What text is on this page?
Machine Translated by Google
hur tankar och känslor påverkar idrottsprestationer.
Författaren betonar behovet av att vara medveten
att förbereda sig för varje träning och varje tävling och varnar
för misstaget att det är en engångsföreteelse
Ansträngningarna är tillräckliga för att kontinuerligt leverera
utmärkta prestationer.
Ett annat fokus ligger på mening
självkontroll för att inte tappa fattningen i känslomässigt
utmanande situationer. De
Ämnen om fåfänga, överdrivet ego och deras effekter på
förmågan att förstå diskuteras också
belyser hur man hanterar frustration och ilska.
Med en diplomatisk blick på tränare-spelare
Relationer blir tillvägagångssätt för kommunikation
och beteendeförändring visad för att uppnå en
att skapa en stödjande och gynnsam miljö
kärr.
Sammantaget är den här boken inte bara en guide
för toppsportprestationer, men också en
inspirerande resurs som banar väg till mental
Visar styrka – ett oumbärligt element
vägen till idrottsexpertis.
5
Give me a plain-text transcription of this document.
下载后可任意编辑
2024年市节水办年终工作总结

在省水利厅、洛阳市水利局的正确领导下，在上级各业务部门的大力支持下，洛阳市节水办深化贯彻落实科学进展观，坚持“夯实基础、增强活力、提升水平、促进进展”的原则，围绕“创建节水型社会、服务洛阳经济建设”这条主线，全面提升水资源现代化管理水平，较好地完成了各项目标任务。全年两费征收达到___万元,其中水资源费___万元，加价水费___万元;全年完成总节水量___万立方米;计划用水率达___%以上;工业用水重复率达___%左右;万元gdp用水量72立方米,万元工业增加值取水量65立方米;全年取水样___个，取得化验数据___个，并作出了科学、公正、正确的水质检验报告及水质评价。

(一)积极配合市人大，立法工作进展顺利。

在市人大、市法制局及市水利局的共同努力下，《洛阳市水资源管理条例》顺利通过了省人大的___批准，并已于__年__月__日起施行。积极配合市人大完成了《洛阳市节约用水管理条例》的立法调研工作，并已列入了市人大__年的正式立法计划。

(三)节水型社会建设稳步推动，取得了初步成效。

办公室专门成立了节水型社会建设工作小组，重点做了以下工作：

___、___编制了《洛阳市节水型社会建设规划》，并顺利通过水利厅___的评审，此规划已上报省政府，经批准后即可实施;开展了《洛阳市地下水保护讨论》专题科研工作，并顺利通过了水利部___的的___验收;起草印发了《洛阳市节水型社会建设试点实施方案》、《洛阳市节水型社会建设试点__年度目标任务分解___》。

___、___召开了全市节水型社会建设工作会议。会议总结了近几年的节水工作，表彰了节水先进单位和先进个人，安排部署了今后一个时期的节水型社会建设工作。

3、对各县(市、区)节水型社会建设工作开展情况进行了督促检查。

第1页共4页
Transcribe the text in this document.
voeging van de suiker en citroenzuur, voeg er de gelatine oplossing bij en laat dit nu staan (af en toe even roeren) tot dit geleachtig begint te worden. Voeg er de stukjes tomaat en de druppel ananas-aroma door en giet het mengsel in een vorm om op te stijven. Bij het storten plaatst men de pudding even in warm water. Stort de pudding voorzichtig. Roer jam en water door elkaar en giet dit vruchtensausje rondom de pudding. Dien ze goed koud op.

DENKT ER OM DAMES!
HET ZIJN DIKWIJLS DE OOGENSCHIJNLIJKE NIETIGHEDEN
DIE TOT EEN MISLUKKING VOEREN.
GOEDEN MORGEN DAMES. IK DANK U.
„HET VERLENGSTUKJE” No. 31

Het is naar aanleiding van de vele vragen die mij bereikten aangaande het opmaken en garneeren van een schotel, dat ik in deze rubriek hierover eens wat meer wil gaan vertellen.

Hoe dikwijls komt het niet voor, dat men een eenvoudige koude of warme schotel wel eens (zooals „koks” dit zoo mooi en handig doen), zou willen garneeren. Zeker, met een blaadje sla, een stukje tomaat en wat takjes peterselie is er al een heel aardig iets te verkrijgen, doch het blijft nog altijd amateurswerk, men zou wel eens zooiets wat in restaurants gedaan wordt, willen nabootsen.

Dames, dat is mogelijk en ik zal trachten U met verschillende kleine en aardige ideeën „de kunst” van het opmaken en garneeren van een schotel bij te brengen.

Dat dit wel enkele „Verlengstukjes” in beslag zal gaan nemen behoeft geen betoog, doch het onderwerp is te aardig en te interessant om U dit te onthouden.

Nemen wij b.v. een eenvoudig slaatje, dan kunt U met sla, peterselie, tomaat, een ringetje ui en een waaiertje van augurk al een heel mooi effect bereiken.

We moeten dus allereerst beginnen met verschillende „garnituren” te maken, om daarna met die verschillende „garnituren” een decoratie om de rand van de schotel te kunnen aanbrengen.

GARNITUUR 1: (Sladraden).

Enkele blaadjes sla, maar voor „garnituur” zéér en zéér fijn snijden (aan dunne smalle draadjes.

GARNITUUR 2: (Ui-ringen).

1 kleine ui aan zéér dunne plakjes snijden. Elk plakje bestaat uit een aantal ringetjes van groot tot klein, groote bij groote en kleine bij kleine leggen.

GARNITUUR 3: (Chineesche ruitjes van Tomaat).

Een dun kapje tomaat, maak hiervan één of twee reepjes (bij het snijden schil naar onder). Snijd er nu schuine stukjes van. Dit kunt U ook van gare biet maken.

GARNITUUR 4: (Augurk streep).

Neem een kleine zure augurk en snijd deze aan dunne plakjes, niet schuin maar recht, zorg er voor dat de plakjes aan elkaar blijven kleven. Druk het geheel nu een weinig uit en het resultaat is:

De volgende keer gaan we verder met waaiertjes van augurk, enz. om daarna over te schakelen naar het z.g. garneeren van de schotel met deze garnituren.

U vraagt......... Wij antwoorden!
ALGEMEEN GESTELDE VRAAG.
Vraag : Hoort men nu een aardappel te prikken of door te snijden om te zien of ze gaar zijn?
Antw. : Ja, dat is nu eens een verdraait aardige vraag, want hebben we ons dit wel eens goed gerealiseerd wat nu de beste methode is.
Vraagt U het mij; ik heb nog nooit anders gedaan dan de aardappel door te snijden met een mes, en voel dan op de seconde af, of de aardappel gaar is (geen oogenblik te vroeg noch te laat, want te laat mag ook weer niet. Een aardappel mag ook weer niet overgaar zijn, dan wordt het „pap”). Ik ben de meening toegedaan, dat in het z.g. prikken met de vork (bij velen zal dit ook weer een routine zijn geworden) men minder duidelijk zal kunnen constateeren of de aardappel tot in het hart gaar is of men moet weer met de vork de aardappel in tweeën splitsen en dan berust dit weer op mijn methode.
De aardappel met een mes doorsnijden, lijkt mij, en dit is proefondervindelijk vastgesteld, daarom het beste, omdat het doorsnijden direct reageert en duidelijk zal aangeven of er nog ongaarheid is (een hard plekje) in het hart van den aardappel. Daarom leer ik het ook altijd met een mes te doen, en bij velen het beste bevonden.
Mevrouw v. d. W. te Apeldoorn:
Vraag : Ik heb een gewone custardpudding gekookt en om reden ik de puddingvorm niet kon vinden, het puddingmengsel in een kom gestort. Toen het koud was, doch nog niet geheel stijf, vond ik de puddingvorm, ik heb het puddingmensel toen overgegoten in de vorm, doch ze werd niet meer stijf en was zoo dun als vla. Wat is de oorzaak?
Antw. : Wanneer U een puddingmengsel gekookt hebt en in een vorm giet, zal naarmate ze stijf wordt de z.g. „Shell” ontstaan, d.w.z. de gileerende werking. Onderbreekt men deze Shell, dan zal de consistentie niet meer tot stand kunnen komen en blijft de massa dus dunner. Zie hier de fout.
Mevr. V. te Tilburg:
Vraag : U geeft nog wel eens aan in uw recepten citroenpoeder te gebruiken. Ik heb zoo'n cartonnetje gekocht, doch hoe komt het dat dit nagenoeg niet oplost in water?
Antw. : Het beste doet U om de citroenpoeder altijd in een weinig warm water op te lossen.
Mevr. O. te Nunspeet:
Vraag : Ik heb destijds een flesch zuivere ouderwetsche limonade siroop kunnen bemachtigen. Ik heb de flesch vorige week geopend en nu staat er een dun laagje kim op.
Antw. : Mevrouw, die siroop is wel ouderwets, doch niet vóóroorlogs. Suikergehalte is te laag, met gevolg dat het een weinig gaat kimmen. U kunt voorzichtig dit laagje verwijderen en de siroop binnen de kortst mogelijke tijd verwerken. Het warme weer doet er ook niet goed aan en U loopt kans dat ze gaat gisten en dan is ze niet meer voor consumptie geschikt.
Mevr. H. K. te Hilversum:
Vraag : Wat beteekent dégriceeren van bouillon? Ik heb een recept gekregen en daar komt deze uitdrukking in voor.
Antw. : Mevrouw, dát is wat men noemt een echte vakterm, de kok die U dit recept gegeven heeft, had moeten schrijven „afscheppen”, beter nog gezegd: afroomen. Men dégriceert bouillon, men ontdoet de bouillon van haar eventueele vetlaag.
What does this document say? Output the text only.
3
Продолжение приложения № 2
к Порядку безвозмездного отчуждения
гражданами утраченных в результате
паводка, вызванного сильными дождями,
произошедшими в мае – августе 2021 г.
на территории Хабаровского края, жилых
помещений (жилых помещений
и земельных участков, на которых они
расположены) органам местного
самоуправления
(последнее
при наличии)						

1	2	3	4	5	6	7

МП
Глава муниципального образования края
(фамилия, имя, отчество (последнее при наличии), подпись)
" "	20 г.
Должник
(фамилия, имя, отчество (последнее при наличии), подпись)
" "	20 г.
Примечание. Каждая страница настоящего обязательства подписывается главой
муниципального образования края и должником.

= = = = =

- **What to work on**:
Can you quote exactly the lines from the one containing "What does this" through the last line of the records above, and nothing else?

- **Finished task**:
What does this document say? Output the text only.
3
Продолжение приложения № 2
к Порядку безвозмездного отчуждения
гражданами утраченных в результате
паводка, вызванного сильными дождями,
произошедшими в мае – августе 2021 г.
на территории Хабаровского края, жилых
помещений (жилых помещений
и земельных участков, на которых они
расположены) органам местного
самоуправления
(последнее
при наличии)						

1	2	3	4	5	6	7

МП
Глава муниципального образования края
(фамилия, имя, отчество (последнее при наличии), подпись)
" "	20 г.
Должник
(фамилия, имя, отчество (последнее при наличии), подпись)
" "	20 г.
Примечание. Каждая страница настоящего обязательства подписывается главой
муниципального образования края и должником.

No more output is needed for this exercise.